_TEXT SEGMENT_:
In the next step, TPE DNA was enriched using custom-made RNA baits (Arbor Biosciences, Ann Arbor, USA) using the procedure outlined in the myBaits Hybridization Capture for Targeted NGS Manual 4.0 (https://arborbiosci.com/mybaits-manuals/). The bait design is described elsewhere [2]. Following library denaturation and adapter-blocking, target library molecules were allowed to hybridize with their complementary bait. Details of the hybridization process were described previously [9]. In brief, bait-target hybrids were bound to streptavidin-coated magnetic beads that allowed us to separate the desired target DNA molecules from non-target DNA. After magnetic removal of the beads, the supernatant was purified using the SPRIselect clean-up method with NEBNext Sample Purification Beads (x 0.7; New England Biolabs (NEB), Ipswich, USA) according to the NEB protocol. The SPRIselect clean-up product was diluted 5-fold in 0.1X TE buffer and quantified on a Qubit 3.0 (ThermoFisher Scientific, Waltham, USA). In addition, 1 µl of the undiluted SPRI clean-up product was quality-checked on the Bioanalyzer.
Following NEB’s recommended protocol, library quantification was performed using a qPCR NEBNext Quant Kit for Illumina (NEB, Ipswich, USA). We reamplified the library from our first hybridization capture run to increase the yield of target DNA; we used KAPA HiFi Hot Start polymerase in combination with Illumina adapter-specific primers (sense 5’-AAT GAT ACG GCG ACC ACC GA-3’ and antisense 5’-CAA GCA GAA GAC GGC ATA CGA-3’). Cycling conditions were 2 min at 98 °C followed by five cycles of 20 sec at 98 °C, 30 sec at 60 °C, and 45 sec at 72 °C, with the last step being 5 min at 72 °C as the final phase.
The library products were quantified using Qubit 3.0 and cleaned using the SPRIselect method described above; a second round of hybridization capture was performed using the abovementioned method. The enriched 10 nM DNA libraries were pooled, and samples excluding sample 09LMM2180815 were sent for sequencing to the Transcriptome and Genome Analysis Laboratory at the University Medical School Göttingen, Germany. Our workflow included an initial 150 paired-end MiSeq run with the Nano Kit to test for the quality of the enriched libraries and their sequencing performance, prior to in-depth sequencing on Illumina’s HiSeq2500 platform. As a result, majority of samples (except sample 09LMM2180815, 13LMF5300415 and 21F8040407) were sequenced on both MiSeq and HiSeq platforms. S1 Table summarizes the sequencing runs and the GenBank SRA accession numbers.

_EXTRACTED DATA_:
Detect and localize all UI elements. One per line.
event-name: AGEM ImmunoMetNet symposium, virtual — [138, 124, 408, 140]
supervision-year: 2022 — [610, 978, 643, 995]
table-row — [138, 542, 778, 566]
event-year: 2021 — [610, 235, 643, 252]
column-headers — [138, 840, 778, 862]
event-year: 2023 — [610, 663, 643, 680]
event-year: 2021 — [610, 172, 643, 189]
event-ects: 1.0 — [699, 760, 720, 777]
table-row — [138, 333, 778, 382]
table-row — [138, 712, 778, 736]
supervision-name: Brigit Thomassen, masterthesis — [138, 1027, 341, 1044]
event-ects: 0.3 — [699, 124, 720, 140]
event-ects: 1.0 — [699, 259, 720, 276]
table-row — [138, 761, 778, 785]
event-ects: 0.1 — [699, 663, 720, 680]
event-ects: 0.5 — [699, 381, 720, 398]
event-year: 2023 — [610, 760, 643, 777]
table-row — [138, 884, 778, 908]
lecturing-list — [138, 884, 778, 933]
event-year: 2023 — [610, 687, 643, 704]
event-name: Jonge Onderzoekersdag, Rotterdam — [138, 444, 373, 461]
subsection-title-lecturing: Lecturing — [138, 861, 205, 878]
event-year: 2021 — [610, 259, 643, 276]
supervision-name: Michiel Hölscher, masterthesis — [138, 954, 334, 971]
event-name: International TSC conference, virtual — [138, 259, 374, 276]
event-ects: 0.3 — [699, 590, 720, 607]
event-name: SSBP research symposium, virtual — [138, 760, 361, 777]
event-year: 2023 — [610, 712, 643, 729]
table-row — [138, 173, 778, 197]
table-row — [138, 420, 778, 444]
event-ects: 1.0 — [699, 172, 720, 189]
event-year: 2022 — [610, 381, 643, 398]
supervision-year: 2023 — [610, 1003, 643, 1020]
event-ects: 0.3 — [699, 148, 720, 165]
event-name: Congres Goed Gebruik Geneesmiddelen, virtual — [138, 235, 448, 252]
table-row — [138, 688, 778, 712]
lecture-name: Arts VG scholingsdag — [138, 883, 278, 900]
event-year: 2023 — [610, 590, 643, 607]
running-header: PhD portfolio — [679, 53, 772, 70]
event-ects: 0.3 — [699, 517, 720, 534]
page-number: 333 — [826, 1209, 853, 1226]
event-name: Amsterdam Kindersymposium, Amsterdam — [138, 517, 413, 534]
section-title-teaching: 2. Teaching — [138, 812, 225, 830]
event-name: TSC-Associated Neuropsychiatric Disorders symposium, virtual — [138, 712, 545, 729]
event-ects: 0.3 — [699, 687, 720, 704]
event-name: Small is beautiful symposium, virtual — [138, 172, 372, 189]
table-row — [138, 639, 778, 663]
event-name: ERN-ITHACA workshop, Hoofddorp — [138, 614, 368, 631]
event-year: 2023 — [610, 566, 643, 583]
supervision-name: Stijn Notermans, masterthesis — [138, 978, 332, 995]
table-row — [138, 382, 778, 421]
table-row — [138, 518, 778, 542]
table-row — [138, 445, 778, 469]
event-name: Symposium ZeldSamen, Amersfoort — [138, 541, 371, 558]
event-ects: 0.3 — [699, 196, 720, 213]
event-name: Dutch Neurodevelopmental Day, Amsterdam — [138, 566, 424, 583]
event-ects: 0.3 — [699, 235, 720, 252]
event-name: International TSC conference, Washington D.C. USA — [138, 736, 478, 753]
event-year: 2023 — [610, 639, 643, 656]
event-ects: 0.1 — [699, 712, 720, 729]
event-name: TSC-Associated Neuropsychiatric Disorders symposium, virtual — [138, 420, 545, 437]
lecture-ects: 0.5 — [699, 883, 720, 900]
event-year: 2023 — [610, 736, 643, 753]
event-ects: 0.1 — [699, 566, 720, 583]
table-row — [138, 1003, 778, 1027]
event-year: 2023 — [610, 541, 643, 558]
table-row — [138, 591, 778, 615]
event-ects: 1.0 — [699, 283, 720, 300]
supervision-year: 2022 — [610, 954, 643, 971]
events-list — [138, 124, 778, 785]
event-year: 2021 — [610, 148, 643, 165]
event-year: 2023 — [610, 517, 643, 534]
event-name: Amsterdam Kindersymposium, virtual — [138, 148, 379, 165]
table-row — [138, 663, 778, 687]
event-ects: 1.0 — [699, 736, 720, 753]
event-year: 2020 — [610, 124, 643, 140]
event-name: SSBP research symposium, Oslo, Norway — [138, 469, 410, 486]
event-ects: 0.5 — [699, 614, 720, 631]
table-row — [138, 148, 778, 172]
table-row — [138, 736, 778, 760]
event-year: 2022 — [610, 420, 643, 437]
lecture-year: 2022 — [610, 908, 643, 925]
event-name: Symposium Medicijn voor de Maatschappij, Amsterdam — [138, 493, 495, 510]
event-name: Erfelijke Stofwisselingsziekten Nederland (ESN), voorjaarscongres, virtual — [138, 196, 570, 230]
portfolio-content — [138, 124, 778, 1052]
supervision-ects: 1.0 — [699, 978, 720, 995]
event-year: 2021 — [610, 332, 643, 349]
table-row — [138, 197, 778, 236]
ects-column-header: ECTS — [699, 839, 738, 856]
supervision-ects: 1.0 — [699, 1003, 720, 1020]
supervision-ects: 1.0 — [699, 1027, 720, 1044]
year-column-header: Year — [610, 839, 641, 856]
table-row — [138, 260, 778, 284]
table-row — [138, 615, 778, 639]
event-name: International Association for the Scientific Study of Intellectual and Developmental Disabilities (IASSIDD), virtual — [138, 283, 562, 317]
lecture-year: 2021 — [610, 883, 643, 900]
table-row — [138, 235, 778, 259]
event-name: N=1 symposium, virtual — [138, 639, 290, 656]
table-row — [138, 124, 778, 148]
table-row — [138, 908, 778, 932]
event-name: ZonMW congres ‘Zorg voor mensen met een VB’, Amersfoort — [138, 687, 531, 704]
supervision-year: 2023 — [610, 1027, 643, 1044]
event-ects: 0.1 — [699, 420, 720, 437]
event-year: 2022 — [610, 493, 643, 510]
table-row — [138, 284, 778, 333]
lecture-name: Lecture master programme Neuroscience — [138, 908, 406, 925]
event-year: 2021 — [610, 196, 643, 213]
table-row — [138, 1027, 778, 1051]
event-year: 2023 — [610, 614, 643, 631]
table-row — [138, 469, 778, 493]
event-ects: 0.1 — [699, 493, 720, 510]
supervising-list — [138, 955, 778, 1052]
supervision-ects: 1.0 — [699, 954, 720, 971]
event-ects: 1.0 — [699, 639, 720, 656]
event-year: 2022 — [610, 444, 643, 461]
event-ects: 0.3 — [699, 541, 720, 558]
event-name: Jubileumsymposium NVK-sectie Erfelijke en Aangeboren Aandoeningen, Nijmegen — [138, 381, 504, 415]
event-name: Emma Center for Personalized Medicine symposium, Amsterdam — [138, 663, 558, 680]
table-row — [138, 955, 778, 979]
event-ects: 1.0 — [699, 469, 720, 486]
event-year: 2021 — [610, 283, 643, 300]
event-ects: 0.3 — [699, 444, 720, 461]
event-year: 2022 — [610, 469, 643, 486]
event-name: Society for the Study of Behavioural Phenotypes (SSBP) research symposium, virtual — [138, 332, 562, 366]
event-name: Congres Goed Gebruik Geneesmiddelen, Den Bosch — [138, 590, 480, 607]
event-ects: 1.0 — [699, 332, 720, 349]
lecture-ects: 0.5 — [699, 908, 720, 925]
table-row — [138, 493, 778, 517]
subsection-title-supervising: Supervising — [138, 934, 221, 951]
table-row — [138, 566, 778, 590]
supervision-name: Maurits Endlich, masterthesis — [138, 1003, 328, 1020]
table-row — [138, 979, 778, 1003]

_LIST OF TASKS_:
**1.** Answer these questions from the methods text on DNA capture and sequencing:
(a) Which company supplied the custom-made RNA baits?
(b) Which polymerase was used to reamplify the library from the first hybridization capture run?
(c) To which laboratory were the pooled samples sent for sequencing?
**2.** Turn the paragraph of the methods text on DNA capture and sequencing that begins "Following NEB’s recommended protocol" into a short list that keeps its main facts.
**3.** Write the next part of the methods text on DNA capture and sequencing, picking up after its final sentence.
The records have nothing to do with what is asked here.

_RESPONSES IN ORDER_:
**1.**
(a) Arbor Biosciences, Ann Arbor, USA.
(b) KAPA HiFi Hot Start polymerase.
(c) The Transcriptome and Genome Analysis Laboratory at the University Medical School Göttingen, Germany.

**2.**
- Library quantification: qPCR NEBNext Quant Kit for Illumina (NEB, Ipswich, USA), following NEB's protocol.
- Reamplification of the library from the first hybridization capture run to increase target DNA yield, using KAPA HiFi Hot Start polymerase with Illumina adapter-specific primers:
  - sense 5’-AAT GAT ACG GCG ACC ACC GA-3’
  - antisense 5’-CAA GCA GAA GAC GGC ATA CGA-3’
- Cycling conditions:
  - 2 min at 98 °C
  - five cycles of 20 sec at 98 °C, 30 sec at 60 °C, and 45 sec at 72 °C
  - final step of 5 min at 72 °C

**3.**
Bioinformatic analysis
The bioinformatic analysis was performed using a previously described workflow [9,14]. The genome consensus sequence was determined based on at least three aligned reads (≥3x coverage). Chromosomal loci known to evolve under positive selection [15], genes with extensive intrastrain variability (e.g., tprK and other paralogous tpr genes [16,17], genes containing tandem repetitions (e.g., TP0433 and TP0470) and both t0012 and t0015 t-RNA genes (i.e., tRNA-Ala and tRNA-Ile [18]) were removed from the sequence alignments to omit sequences that can emerge either due to positive selection or recombination mechanisms [15,19,20]. These removed sites do not confer any phylogenetic information [14,15,20]. Sequences with these sites removed were used in all subsequent analyses.
Genome sequences were aligned in MEGAX (v.10.2.6, [21]) and used for computing pairwise distances with complete deletion of gap sections. The resulting number of differences (SNPs) in pairwise comparisons of the genomes were then used for further analyses. Bubble plot and boxplots were created in R (R Core Team; Vienna, Austria [22]) using packages readxl [23], ggplot2 [24] and cowplot [25].
Phylogenetic analysis
Phylogenetic trees were constructed in MEGAX (v.10.2.6). Positions of the alignment containing gaps and missing data were removed for further analyses. For the phylogenetic tree reconstruction of the Tanzanian NHP genomes we used the maximum-likelihood (ML) algorithm using the optimal substitution model as determined by MEGAX. Models used were HKY+G [26] and TN93+G+I [27] used with 1000 bootstrap replicates.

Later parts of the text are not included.